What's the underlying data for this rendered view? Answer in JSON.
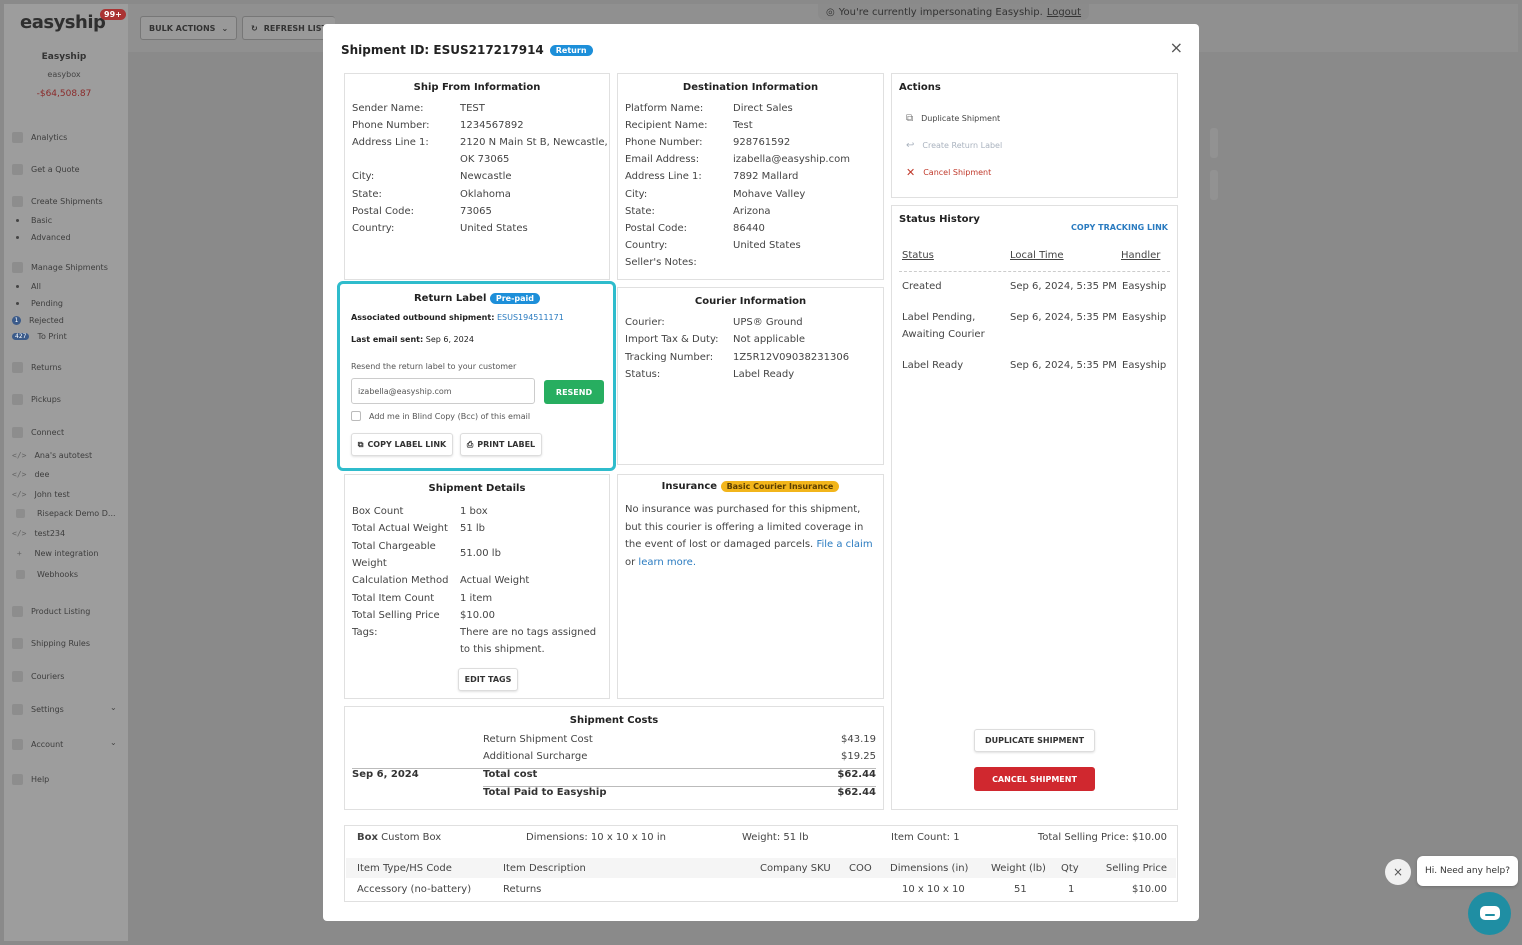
{
  "app": {
    "logo": "easyship",
    "badge": "99+",
    "account_name": "Easyship",
    "account_sub": "easybox",
    "balance": "-$64,508.87"
  },
  "topbar": {
    "bulk_actions": "BULK ACTIONS",
    "refresh": "REFRESH LIST",
    "impersonation": "You're currently impersonating Easyship.",
    "logout": "Logout"
  },
  "sidebar": {
    "analytics": "Analytics",
    "quote": "Get a Quote",
    "create": "Create Shipments",
    "basic": "Basic",
    "advanced": "Advanced",
    "manage": "Manage Shipments",
    "all": "All",
    "pending": "Pending",
    "rejected": "Rejected",
    "rejected_badge": "1",
    "to_print": "To Print",
    "to_print_badge": "427",
    "returns": "Returns",
    "pickups": "Pickups",
    "connect": "Connect",
    "c1": "Ana's autotest",
    "c2": "dee",
    "c3": "John test",
    "c4": "Risepack Demo D...",
    "c5": "test234",
    "c6": "New integration",
    "c7": "Webhooks",
    "listing": "Product Listing",
    "rules": "Shipping Rules",
    "couriers": "Couriers",
    "settings": "Settings",
    "account": "Account",
    "help": "Help",
    "code_glyph": "</>"
  },
  "modal": {
    "title": "Shipment ID: ESUS217217914",
    "title_badge": "Return",
    "close": "×",
    "ship_from": {
      "header": "Ship From Information",
      "rows": [
        {
          "k": "Sender Name:",
          "v": "TEST"
        },
        {
          "k": "Phone Number:",
          "v": "1234567892"
        },
        {
          "k": "Address Line 1:",
          "v": "2120 N Main St B, Newcastle,"
        },
        {
          "k": "",
          "v": "OK 73065"
        },
        {
          "k": "City:",
          "v": "Newcastle"
        },
        {
          "k": "State:",
          "v": "Oklahoma"
        },
        {
          "k": "Postal Code:",
          "v": "73065"
        },
        {
          "k": "Country:",
          "v": "United States"
        }
      ]
    },
    "destination": {
      "header": "Destination Information",
      "rows": [
        {
          "k": "Platform Name:",
          "v": "Direct Sales"
        },
        {
          "k": "Recipient Name:",
          "v": "Test"
        },
        {
          "k": "Phone Number:",
          "v": "928761592"
        },
        {
          "k": "Email Address:",
          "v": "izabella@easyship.com"
        },
        {
          "k": "Address Line 1:",
          "v": "7892 Mallard"
        },
        {
          "k": "City:",
          "v": "Mohave Valley"
        },
        {
          "k": "State:",
          "v": "Arizona"
        },
        {
          "k": "Postal Code:",
          "v": "86440"
        },
        {
          "k": "Country:",
          "v": "United States"
        },
        {
          "k": "Seller's Notes:",
          "v": ""
        }
      ]
    },
    "actions": {
      "header": "Actions",
      "duplicate": "Duplicate Shipment",
      "create_return": "Create Return Label",
      "cancel": "Cancel Shipment"
    },
    "return_label": {
      "header": "Return Label",
      "badge": "Pre-paid",
      "assoc_label": "Associated outbound shipment:",
      "assoc_value": "ESUS194511171",
      "last_email_label": "Last email sent:",
      "last_email_value": "Sep 6, 2024",
      "resend_text": "Resend the return label to your customer",
      "email_value": "izabella@easyship.com",
      "resend_btn": "RESEND",
      "bcc_label": "Add me in Blind Copy (Bcc) of this email",
      "copy_btn": "COPY LABEL LINK",
      "print_btn": "PRINT LABEL"
    },
    "courier": {
      "header": "Courier Information",
      "rows": [
        {
          "k": "Courier:",
          "v": "UPS® Ground"
        },
        {
          "k": "Import Tax & Duty:",
          "v": "Not applicable"
        },
        {
          "k": "Tracking Number:",
          "v": "1Z5R12V09038231306"
        },
        {
          "k": "Status:",
          "v": "Label Ready"
        }
      ]
    },
    "status_history": {
      "header": "Status History",
      "copy_link": "COPY TRACKING LINK",
      "col_status": "Status",
      "col_time": "Local Time",
      "col_handler": "Handler",
      "rows": [
        {
          "status": "Created",
          "status2": "",
          "time": "Sep 6, 2024, 5:35 PM",
          "handler": "Easyship"
        },
        {
          "status": "Label Pending,",
          "status2": "Awaiting Courier",
          "time": "Sep 6, 2024, 5:35 PM",
          "handler": "Easyship"
        },
        {
          "status": "Label Ready",
          "status2": "",
          "time": "Sep 6, 2024, 5:35 PM",
          "handler": "Easyship"
        }
      ],
      "dup_btn": "DUPLICATE SHIPMENT",
      "cancel_btn": "CANCEL SHIPMENT"
    },
    "details": {
      "header": "Shipment Details",
      "rows": [
        {
          "k": "Box Count",
          "v": "1 box"
        },
        {
          "k": "Total Actual Weight",
          "v": "51 lb"
        },
        {
          "k": "Total Chargeable",
          "v": ""
        },
        {
          "k": "Weight",
          "v": ""
        },
        {
          "k": "Calculation Method",
          "v": "Actual Weight"
        },
        {
          "k": "Total Item Count",
          "v": "1 item"
        },
        {
          "k": "Total Selling Price",
          "v": "$10.00"
        },
        {
          "k": "Tags:",
          "v": "There are no tags assigned"
        },
        {
          "k": "",
          "v": "to this shipment."
        }
      ],
      "chargeable_value": "51.00 lb",
      "edit_tags": "EDIT TAGS"
    },
    "insurance": {
      "header": "Insurance",
      "badge": "Basic Courier Insurance",
      "line1": "No insurance was purchased for this shipment,",
      "line2": "but this courier is offering a limited coverage in",
      "line3": "the event of lost or damaged parcels.",
      "file_claim": "File a claim",
      "or": "or",
      "learn_more": "learn more",
      "period": "."
    },
    "costs": {
      "header": "Shipment Costs",
      "return_label": "Return Shipment Cost",
      "return_value": "$43.19",
      "surcharge_label": "Additional Surcharge",
      "surcharge_value": "$19.25",
      "date": "Sep 6, 2024",
      "total_label": "Total cost",
      "total_value": "$62.44",
      "paid_label": "Total Paid to Easyship",
      "paid_value": "$62.44"
    },
    "box": {
      "box_bold": "Box",
      "box_name": "Custom Box",
      "dimensions": "Dimensions: 10 x 10 x 10 in",
      "weight": "Weight: 51 lb",
      "item_count": "Item Count: 1",
      "selling": "Total Selling Price: $10.00",
      "headers": [
        "Item Type/HS Code",
        "Item Description",
        "Company SKU",
        "COO",
        "Dimensions (in)",
        "Weight (lb)",
        "Qty",
        "Selling Price"
      ],
      "row": [
        "Accessory (no-battery)",
        "Returns",
        "",
        "",
        "10 x 10 x 10",
        "51",
        "1",
        "$10.00"
      ]
    }
  },
  "chat": {
    "bubble": "Hi. Need any help?",
    "close": "×"
  }
}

* **SHORT EXERCISE**: Write out each line of the data exactly; the images should be left out.

* **ANSWER FOR THE TASK**:
What's the underlying data for this rendered view? Answer in JSON.
{
  "app": {
    "logo": "easyship",
    "badge": "99+",
    "account_name": "Easyship",
    "account_sub": "easybox",
    "balance": "-$64,508.87"
  },
  "topbar": {
    "bulk_actions": "BULK ACTIONS",
    "refresh": "REFRESH LIST",
    "impersonation": "You're currently impersonating Easyship.",
    "logout": "Logout"
  },
  "sidebar": {
    "analytics": "Analytics",
    "quote": "Get a Quote",
    "create": "Create Shipments",
    "basic": "Basic",
    "advanced": "Advanced",
    "manage": "Manage Shipments",
    "all": "All",
    "pending": "Pending",
    "rejected": "Rejected",
    "rejected_badge": "1",
    "to_print": "To Print",
    "to_print_badge": "427",
    "returns": "Returns",
    "pickups": "Pickups",
    "connect": "Connect",
    "c1": "Ana's autotest",
    "c2": "dee",
    "c3": "John test",
    "c4": "Risepack Demo D...",
    "c5": "test234",
    "c6": "New integration",
    "c7": "Webhooks",
    "listing": "Product Listing",
    "rules": "Shipping Rules",
    "couriers": "Couriers",
    "settings": "Settings",
    "account": "Account",
    "help": "Help",
    "code_glyph": "</>"
  },
  "modal": {
    "title": "Shipment ID: ESUS217217914",
    "title_badge": "Return",
    "close": "×",
    "ship_from": {
      "header": "Ship From Information",
      "rows": [
        {
          "k": "Sender Name:",
          "v": "TEST"
        },
        {
          "k": "Phone Number:",
          "v": "1234567892"
        },
        {
          "k": "Address Line 1:",
          "v": "2120 N Main St B, Newcastle,"
        },
        {
          "k": "",
          "v": "OK 73065"
        },
        {
          "k": "City:",
          "v": "Newcastle"
        },
        {
          "k": "State:",
          "v": "Oklahoma"
        },
        {
          "k": "Postal Code:",
          "v": "73065"
        },
        {
          "k": "Country:",
          "v": "United States"
        }
      ]
    },
    "destination": {
      "header": "Destination Information",
      "rows": [
        {
          "k": "Platform Name:",
          "v": "Direct Sales"
        },
        {
          "k": "Recipient Name:",
          "v": "Test"
        },
        {
          "k": "Phone Number:",
          "v": "928761592"
        },
        {
          "k": "Email Address:",
          "v": "izabella@easyship.com"
        },
        {
          "k": "Address Line 1:",
          "v": "7892 Mallard"
        },
        {
          "k": "City:",
          "v": "Mohave Valley"
        },
        {
          "k": "State:",
          "v": "Arizona"
        },
        {
          "k": "Postal Code:",
          "v": "86440"
        },
        {
          "k": "Country:",
          "v": "United States"
        },
        {
          "k": "Seller's Notes:",
          "v": ""
        }
      ]
    },
    "actions": {
      "header": "Actions",
      "duplicate": "Duplicate Shipment",
      "create_return": "Create Return Label",
      "cancel": "Cancel Shipment"
    },
    "return_label": {
      "header": "Return Label",
      "badge": "Pre-paid",
      "assoc_label": "Associated outbound shipment:",
      "assoc_value": "ESUS194511171",
      "last_email_label": "Last email sent:",
      "last_email_value": "Sep 6, 2024",
      "resend_text": "Resend the return label to your customer",
      "email_value": "izabella@easyship.com",
      "resend_btn": "RESEND",
      "bcc_label": "Add me in Blind Copy (Bcc) of this email",
      "copy_btn": "COPY LABEL LINK",
      "print_btn": "PRINT LABEL"
    },
    "courier": {
      "header": "Courier Information",
      "rows": [
        {
          "k": "Courier:",
          "v": "UPS® Ground"
        },
        {
          "k": "Import Tax & Duty:",
          "v": "Not applicable"
        },
        {
          "k": "Tracking Number:",
          "v": "1Z5R12V09038231306"
        },
        {
          "k": "Status:",
          "v": "Label Ready"
        }
      ]
    },
    "status_history": {
      "header": "Status History",
      "copy_link": "COPY TRACKING LINK",
      "col_status": "Status",
      "col_time": "Local Time",
      "col_handler": "Handler",
      "rows": [
        {
          "status": "Created",
          "status2": "",
          "time": "Sep 6, 2024, 5:35 PM",
          "handler": "Easyship"
        },
        {
          "status": "Label Pending,",
          "status2": "Awaiting Courier",
          "time": "Sep 6, 2024, 5:35 PM",
          "handler": "Easyship"
        },
        {
          "status": "Label Ready",
          "status2": "",
          "time": "Sep 6, 2024, 5:35 PM",
          "handler": "Easyship"
        }
      ],
      "dup_btn": "DUPLICATE SHIPMENT",
      "cancel_btn": "CANCEL SHIPMENT"
    },
    "details": {
      "header": "Shipment Details",
      "rows": [
        {
          "k": "Box Count",
          "v": "1 box"
        },
        {
          "k": "Total Actual Weight",
          "v": "51 lb"
        },
        {
          "k": "Total Chargeable",
          "v": ""
        },
        {
          "k": "Weight",
          "v": ""
        },
        {
          "k": "Calculation Method",
          "v": "Actual Weight"
        },
        {
          "k": "Total Item Count",
          "v": "1 item"
        },
        {
          "k": "Total Selling Price",
          "v": "$10.00"
        },
        {
          "k": "Tags:",
          "v": "There are no tags assigned"
        },
        {
          "k": "",
          "v": "to this shipment."
        }
      ],
      "chargeable_value": "51.00 lb",
      "edit_tags": "EDIT TAGS"
    },
    "insurance": {
      "header": "Insurance",
      "badge": "Basic Courier Insurance",
      "line1": "No insurance was purchased for this shipment,",
      "line2": "but this courier is offering a limited coverage in",
      "line3": "the event of lost or damaged parcels.",
      "file_claim": "File a claim",
      "or": "or",
      "learn_more": "learn more",
      "period": "."
    },
    "costs": {
      "header": "Shipment Costs",
      "return_label": "Return Shipment Cost",
      "return_value": "$43.19",
      "surcharge_label": "Additional Surcharge",
      "surcharge_value": "$19.25",
      "date": "Sep 6, 2024",
      "total_label": "Total cost",
      "total_value": "$62.44",
      "paid_label": "Total Paid to Easyship",
      "paid_value": "$62.44"
    },
    "box": {
      "box_bold": "Box",
      "box_name": "Custom Box",
      "dimensions": "Dimensions: 10 x 10 x 10 in",
      "weight": "Weight: 51 lb",
      "item_count": "Item Count: 1",
      "selling": "Total Selling Price: $10.00",
      "headers": [
        "Item Type/HS Code",
        "Item Description",
        "Company SKU",
        "COO",
        "Dimensions (in)",
        "Weight (lb)",
        "Qty",
        "Selling Price"
      ],
      "row": [
        "Accessory (no-battery)",
        "Returns",
        "",
        "",
        "10 x 10 x 10",
        "51",
        "1",
        "$10.00"
      ]
    }
  },
  "chat": {
    "bubble": "Hi. Need any help?",
    "close": "×"
  }
}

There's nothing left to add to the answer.